Extracted material
[Begin]

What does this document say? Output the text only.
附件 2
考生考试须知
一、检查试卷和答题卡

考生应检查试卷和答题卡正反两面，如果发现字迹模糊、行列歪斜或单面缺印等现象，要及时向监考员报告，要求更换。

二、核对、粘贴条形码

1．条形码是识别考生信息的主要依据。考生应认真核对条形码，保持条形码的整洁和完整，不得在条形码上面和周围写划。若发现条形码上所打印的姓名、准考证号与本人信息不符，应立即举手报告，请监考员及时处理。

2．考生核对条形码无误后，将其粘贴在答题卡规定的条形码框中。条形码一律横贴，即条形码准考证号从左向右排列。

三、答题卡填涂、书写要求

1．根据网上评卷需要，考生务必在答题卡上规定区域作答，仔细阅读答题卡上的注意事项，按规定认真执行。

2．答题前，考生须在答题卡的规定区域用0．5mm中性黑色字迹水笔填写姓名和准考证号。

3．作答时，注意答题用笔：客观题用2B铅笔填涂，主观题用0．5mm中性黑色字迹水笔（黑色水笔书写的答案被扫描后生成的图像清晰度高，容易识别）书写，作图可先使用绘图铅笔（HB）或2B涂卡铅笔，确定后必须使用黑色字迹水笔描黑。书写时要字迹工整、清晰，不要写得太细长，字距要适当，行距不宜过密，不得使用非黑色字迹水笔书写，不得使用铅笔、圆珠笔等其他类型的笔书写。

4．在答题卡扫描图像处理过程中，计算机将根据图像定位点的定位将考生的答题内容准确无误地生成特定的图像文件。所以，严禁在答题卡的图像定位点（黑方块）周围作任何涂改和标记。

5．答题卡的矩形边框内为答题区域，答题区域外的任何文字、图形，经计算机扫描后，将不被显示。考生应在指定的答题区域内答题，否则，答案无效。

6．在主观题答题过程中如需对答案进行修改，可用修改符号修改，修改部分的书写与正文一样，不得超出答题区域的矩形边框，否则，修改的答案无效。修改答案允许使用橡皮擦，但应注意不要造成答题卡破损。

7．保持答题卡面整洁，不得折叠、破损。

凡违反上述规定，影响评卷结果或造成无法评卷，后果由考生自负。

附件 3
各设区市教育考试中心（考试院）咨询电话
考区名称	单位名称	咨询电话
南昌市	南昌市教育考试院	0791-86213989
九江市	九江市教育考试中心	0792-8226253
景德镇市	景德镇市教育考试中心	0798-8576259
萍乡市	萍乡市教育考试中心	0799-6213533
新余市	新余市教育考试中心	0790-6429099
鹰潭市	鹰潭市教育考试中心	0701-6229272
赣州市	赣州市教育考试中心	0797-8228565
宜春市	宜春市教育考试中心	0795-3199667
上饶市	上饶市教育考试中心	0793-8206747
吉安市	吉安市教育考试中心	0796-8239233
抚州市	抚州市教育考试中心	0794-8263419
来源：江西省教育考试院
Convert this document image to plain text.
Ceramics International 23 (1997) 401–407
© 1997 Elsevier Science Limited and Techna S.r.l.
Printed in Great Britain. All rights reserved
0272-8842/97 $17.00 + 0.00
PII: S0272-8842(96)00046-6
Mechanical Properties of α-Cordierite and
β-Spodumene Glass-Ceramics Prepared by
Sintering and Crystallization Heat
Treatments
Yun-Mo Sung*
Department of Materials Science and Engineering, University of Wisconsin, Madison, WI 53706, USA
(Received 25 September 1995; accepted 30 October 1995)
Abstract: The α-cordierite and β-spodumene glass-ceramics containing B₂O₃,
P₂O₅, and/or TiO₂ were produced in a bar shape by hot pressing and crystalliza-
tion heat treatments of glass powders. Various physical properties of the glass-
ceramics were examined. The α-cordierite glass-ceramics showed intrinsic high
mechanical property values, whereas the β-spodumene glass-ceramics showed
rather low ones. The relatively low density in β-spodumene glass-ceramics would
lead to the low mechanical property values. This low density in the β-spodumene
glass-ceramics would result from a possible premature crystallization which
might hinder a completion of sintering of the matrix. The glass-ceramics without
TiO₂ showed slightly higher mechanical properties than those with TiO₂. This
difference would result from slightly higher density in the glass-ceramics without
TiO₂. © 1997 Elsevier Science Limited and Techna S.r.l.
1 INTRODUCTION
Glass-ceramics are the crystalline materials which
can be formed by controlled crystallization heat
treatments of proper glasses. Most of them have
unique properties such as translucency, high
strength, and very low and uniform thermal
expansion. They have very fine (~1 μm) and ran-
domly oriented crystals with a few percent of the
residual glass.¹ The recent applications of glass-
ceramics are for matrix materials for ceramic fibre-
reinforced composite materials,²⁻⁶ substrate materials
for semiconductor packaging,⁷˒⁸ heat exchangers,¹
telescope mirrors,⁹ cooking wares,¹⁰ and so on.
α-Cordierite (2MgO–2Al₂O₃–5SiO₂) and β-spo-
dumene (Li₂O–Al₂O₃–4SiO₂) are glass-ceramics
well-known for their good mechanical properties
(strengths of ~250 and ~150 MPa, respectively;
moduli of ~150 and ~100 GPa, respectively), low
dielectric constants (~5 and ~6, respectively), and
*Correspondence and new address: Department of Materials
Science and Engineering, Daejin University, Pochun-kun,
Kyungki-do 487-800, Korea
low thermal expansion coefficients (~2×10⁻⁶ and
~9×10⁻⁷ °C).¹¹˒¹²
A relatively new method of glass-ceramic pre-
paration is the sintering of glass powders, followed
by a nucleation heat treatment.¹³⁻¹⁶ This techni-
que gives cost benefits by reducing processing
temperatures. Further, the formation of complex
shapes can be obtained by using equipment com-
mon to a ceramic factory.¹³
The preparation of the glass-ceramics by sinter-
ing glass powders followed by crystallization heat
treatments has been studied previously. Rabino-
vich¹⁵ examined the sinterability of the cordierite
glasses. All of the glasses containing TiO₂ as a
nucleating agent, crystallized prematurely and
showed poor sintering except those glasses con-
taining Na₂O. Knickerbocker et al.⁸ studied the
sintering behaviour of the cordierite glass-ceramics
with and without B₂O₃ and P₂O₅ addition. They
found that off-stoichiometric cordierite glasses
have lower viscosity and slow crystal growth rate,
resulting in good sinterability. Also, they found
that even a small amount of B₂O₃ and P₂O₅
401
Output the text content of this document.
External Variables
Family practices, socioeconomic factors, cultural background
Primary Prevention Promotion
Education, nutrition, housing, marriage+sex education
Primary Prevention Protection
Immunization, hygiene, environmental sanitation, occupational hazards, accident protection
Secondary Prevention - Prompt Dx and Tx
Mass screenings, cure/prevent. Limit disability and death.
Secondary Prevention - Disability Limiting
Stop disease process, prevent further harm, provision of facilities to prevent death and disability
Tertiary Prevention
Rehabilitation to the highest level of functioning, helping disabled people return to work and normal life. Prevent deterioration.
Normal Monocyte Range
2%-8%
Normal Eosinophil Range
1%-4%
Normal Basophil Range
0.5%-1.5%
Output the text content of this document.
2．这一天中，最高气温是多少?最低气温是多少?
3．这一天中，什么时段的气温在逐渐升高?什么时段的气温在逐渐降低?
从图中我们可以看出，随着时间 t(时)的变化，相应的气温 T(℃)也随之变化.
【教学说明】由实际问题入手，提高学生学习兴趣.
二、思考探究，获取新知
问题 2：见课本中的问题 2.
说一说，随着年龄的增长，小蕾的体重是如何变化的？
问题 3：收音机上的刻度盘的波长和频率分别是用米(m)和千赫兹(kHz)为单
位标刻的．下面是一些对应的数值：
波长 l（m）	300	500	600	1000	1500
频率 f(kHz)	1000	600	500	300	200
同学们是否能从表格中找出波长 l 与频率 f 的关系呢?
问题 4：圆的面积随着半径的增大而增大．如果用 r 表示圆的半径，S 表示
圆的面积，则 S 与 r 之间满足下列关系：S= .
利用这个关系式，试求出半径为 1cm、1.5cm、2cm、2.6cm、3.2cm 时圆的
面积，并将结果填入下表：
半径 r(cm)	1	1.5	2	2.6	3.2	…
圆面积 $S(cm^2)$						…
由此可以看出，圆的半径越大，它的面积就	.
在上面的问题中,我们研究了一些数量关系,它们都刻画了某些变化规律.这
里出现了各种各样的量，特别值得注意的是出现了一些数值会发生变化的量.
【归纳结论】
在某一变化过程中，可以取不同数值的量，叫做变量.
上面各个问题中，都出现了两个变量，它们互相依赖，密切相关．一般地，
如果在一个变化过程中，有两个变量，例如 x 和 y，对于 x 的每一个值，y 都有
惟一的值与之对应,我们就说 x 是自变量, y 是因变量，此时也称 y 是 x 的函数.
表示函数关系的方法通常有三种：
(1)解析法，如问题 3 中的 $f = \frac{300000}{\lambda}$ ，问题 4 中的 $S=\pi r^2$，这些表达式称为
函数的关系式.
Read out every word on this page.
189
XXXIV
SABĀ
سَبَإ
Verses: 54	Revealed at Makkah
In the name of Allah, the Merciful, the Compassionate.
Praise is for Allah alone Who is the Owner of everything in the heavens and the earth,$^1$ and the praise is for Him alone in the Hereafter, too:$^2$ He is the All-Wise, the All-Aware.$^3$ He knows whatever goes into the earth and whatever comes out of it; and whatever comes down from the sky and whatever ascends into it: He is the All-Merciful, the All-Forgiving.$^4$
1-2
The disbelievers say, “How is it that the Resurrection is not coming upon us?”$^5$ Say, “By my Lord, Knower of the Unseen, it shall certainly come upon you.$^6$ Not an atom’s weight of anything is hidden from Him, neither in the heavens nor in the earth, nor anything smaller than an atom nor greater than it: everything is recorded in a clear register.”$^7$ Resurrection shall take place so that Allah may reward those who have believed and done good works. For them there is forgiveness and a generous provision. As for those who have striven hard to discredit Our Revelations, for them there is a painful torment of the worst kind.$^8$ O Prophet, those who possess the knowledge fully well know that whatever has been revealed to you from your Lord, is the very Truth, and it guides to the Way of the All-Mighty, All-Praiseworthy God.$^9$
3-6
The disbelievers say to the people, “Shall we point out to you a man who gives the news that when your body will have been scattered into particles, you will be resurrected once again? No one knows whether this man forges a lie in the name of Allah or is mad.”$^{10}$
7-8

[End]

What this task involves
Check each line of the entries above, and show every one holding the word "Limited".

Task result
© 1997 Elsevier Science Limited and Techna S.r.l.
TiO₂. © 1997 Elsevier Science Limited and Techna S.r.l.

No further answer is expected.